Dataset excerpts -
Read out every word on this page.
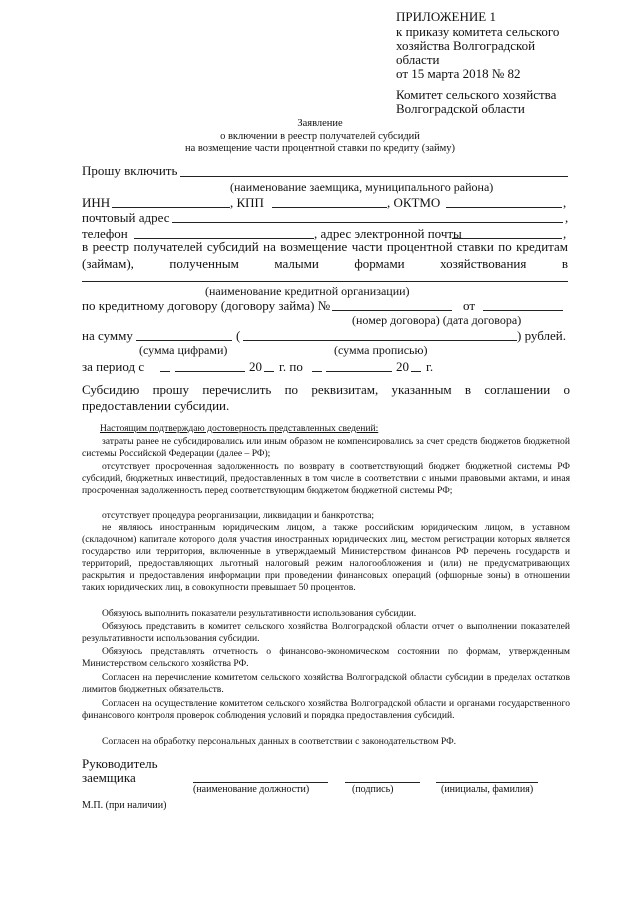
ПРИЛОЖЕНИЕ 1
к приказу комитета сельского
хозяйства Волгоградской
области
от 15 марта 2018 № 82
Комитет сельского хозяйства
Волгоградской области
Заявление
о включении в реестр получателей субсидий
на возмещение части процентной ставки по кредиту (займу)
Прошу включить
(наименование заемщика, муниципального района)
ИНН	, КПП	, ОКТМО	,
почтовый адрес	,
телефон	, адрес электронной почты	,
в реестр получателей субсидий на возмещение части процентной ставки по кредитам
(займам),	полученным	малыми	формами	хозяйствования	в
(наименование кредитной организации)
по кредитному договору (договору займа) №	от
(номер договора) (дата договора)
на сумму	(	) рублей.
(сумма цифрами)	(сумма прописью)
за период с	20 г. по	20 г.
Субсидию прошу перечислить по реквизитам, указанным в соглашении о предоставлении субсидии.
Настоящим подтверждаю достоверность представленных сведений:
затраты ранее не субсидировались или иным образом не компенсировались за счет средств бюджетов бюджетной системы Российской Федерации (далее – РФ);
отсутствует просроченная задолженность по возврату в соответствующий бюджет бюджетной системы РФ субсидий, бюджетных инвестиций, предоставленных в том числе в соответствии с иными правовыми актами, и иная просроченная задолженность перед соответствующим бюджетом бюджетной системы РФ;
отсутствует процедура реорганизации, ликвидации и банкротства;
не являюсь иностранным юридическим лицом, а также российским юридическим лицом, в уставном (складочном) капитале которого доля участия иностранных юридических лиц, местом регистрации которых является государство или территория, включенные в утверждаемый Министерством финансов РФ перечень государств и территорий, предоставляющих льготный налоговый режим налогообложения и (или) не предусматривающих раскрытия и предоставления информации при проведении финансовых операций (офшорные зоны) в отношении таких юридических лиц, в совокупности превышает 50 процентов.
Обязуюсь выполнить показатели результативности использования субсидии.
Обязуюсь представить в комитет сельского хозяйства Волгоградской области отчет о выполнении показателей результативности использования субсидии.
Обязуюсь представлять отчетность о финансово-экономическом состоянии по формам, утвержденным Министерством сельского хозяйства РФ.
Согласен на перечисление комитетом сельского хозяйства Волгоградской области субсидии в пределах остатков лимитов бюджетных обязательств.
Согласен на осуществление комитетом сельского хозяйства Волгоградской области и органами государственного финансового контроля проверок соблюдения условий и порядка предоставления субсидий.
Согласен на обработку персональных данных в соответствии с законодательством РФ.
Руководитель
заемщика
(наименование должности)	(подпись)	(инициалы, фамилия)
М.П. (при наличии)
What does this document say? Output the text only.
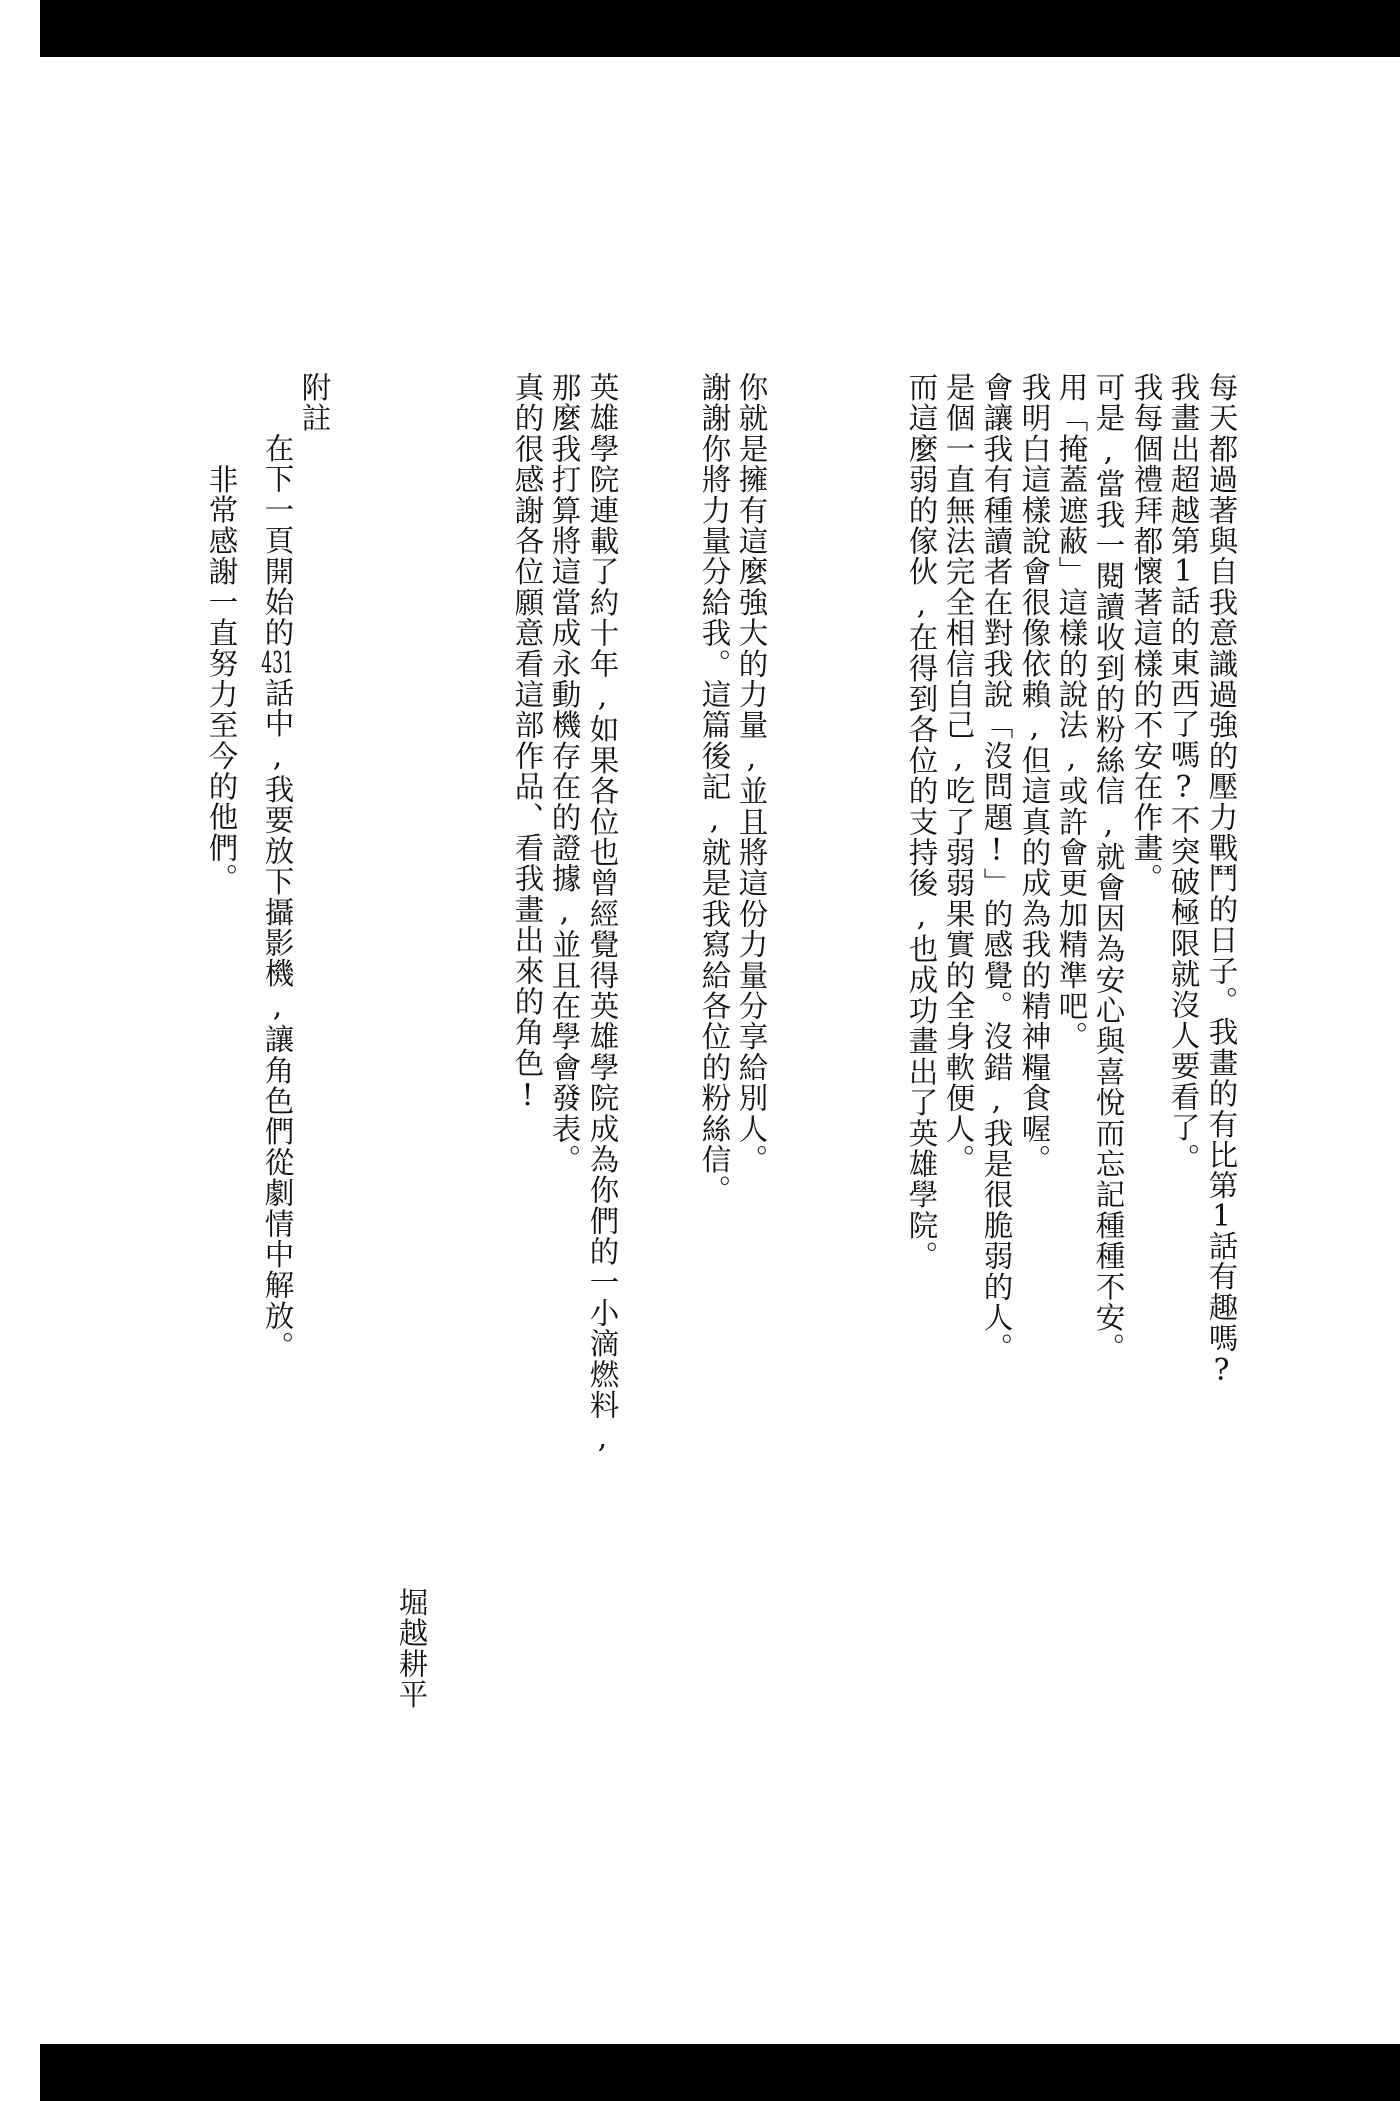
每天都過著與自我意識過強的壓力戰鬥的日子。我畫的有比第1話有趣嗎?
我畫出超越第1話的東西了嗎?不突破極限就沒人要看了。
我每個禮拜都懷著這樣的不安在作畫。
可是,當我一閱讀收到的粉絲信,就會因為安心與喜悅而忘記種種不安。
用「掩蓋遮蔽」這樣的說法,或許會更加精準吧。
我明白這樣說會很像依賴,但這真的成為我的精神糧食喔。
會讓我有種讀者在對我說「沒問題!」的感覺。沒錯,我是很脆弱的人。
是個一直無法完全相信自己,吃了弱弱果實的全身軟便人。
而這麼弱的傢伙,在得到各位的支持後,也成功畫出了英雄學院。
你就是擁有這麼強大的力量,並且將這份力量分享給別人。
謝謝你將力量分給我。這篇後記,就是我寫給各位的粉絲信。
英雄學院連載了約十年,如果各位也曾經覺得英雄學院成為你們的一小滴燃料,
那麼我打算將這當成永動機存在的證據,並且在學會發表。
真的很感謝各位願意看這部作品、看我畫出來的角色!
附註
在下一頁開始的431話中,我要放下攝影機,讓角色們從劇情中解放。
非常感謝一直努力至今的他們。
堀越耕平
...
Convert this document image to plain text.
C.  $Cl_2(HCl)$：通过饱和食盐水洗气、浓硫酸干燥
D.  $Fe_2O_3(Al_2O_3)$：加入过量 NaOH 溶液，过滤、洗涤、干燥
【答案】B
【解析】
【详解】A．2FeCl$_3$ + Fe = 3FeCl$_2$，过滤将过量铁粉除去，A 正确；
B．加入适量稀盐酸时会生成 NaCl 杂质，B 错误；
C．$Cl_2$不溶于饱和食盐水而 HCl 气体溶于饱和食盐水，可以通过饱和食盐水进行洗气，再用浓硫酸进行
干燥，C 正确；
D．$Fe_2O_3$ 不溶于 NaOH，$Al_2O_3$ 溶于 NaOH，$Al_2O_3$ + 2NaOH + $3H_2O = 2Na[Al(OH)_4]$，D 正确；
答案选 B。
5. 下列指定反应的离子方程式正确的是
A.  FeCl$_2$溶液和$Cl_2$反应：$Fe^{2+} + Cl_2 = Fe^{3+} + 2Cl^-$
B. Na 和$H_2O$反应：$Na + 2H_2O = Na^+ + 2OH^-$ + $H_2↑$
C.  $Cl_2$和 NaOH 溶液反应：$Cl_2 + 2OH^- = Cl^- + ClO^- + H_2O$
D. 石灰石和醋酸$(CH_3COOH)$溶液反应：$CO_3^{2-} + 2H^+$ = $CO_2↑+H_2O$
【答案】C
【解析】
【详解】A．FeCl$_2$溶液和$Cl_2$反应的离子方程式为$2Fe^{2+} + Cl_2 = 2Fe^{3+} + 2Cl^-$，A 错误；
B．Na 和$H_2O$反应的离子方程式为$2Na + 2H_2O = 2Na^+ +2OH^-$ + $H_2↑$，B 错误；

Task goal -
Go through the material above and copy each line that has the word "субсидий".

Task output -
о включении в реестр получателей субсидий
в реестр получателей субсидий на возмещение части процентной ставки по кредитам
отсутствует просроченная задолженность по возврату в соответствующий бюджет бюджетной системы РФ субсидий, бюджетных инвестиций, предоставленных в том числе в соответствии с иными правовыми актами, и иная просроченная задолженность перед соответствующим бюджетом бюджетной системы РФ;
Согласен на осуществление комитетом сельского хозяйства Волгоградской области и органами государственного финансового контроля проверок соблюдения условий и порядка предоставления субсидий.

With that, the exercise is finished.